### DIRECTIONS FOR THIS TASK:
From the listing below, select every line where the word "Precision" appears.

>>>>

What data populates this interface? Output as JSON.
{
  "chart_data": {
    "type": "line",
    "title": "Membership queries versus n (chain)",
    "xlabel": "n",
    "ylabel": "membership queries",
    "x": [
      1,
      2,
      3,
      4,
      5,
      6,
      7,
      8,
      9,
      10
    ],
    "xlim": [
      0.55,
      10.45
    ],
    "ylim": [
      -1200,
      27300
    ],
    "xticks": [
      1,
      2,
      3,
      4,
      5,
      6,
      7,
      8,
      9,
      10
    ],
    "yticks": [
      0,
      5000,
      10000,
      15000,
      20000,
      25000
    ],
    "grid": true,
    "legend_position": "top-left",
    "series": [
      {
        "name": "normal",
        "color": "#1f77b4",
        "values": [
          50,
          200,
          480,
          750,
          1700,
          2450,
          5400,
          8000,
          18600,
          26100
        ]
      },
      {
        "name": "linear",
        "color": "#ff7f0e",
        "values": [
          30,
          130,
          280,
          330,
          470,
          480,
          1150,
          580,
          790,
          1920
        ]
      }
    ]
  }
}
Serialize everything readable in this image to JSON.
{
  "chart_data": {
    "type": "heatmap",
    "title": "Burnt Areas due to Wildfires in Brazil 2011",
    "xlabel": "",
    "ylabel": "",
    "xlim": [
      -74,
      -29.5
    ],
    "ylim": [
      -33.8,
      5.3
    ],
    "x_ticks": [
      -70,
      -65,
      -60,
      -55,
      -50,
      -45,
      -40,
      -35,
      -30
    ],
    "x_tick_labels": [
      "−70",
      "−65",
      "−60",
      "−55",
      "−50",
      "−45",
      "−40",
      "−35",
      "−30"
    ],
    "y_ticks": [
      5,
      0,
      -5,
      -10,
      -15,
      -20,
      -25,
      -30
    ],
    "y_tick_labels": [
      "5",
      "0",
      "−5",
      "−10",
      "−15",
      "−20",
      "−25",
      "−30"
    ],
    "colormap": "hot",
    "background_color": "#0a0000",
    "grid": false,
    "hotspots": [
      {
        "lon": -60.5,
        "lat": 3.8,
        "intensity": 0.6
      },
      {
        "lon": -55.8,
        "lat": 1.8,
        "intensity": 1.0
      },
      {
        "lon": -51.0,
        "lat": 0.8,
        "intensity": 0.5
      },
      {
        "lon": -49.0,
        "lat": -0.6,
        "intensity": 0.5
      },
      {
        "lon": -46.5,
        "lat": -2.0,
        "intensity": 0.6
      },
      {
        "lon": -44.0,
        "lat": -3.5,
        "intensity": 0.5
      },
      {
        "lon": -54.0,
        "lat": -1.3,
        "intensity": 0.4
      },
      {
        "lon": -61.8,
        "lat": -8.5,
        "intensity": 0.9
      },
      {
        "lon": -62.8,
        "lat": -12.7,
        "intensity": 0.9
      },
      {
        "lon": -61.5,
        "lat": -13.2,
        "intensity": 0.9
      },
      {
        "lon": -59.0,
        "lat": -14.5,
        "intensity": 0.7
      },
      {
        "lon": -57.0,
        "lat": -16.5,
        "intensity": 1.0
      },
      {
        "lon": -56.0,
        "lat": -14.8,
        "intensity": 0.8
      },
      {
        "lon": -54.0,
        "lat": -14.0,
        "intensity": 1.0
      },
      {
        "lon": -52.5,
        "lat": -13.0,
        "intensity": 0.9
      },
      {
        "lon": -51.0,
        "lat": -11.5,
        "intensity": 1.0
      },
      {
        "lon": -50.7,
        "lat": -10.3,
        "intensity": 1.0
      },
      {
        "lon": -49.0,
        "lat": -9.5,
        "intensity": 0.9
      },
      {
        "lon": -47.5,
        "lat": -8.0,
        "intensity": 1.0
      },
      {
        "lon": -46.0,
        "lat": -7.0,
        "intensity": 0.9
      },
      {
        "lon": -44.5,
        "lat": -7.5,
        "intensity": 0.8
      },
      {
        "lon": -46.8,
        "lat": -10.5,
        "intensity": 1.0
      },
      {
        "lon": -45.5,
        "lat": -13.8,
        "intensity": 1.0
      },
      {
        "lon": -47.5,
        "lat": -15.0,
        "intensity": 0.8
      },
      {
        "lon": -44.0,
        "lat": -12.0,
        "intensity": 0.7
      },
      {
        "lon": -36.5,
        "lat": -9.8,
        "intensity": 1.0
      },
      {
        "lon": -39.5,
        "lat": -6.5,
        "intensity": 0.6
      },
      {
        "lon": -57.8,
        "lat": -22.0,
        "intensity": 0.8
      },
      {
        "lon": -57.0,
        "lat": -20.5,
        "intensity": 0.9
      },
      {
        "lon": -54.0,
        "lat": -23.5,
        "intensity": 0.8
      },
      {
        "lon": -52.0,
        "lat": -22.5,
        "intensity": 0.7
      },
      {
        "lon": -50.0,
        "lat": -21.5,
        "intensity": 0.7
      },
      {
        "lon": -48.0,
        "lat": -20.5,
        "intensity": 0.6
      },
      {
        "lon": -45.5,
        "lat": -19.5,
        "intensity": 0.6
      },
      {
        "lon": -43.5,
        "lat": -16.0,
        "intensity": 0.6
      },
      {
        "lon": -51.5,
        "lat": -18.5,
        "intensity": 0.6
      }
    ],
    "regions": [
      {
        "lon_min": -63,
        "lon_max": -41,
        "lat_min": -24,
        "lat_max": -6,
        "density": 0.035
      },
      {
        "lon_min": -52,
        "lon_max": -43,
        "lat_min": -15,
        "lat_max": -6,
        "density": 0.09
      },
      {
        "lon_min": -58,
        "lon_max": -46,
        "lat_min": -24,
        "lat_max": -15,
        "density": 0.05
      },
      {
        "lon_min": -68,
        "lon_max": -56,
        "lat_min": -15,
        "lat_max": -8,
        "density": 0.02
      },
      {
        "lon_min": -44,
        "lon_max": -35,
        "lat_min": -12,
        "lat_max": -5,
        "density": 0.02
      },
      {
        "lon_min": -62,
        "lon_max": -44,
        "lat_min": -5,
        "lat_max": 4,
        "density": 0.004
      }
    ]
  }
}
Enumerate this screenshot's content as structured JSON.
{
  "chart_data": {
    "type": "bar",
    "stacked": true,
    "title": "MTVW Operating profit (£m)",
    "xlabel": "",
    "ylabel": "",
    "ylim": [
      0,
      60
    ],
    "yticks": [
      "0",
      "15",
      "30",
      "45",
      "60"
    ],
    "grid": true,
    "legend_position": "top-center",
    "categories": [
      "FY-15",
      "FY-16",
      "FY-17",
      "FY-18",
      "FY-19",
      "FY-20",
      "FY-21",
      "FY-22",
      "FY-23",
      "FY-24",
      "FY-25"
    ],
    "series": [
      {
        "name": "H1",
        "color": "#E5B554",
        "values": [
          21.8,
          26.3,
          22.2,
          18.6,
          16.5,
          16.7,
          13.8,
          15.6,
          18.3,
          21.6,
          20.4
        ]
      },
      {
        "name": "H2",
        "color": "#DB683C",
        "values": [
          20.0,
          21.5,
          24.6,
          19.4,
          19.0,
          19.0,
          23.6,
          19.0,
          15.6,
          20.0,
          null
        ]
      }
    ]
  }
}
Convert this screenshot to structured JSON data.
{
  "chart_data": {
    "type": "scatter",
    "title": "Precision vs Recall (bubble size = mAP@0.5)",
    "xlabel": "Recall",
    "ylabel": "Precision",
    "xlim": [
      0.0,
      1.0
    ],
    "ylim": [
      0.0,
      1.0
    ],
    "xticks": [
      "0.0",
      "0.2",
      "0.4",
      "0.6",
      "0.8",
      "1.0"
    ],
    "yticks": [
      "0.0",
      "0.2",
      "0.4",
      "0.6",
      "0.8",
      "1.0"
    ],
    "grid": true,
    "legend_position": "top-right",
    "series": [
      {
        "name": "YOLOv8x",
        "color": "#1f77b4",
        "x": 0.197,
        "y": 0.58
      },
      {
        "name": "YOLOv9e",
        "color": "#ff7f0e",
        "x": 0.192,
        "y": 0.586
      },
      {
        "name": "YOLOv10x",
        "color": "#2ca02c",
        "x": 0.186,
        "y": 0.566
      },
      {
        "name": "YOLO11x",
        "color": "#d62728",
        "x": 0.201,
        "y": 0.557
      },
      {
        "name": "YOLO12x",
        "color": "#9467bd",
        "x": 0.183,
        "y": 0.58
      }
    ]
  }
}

<<<<

### TASK ANSWER:
    "title": "Precision vs Recall (bubble size = mAP@0.5)",
    "ylabel": "Precision",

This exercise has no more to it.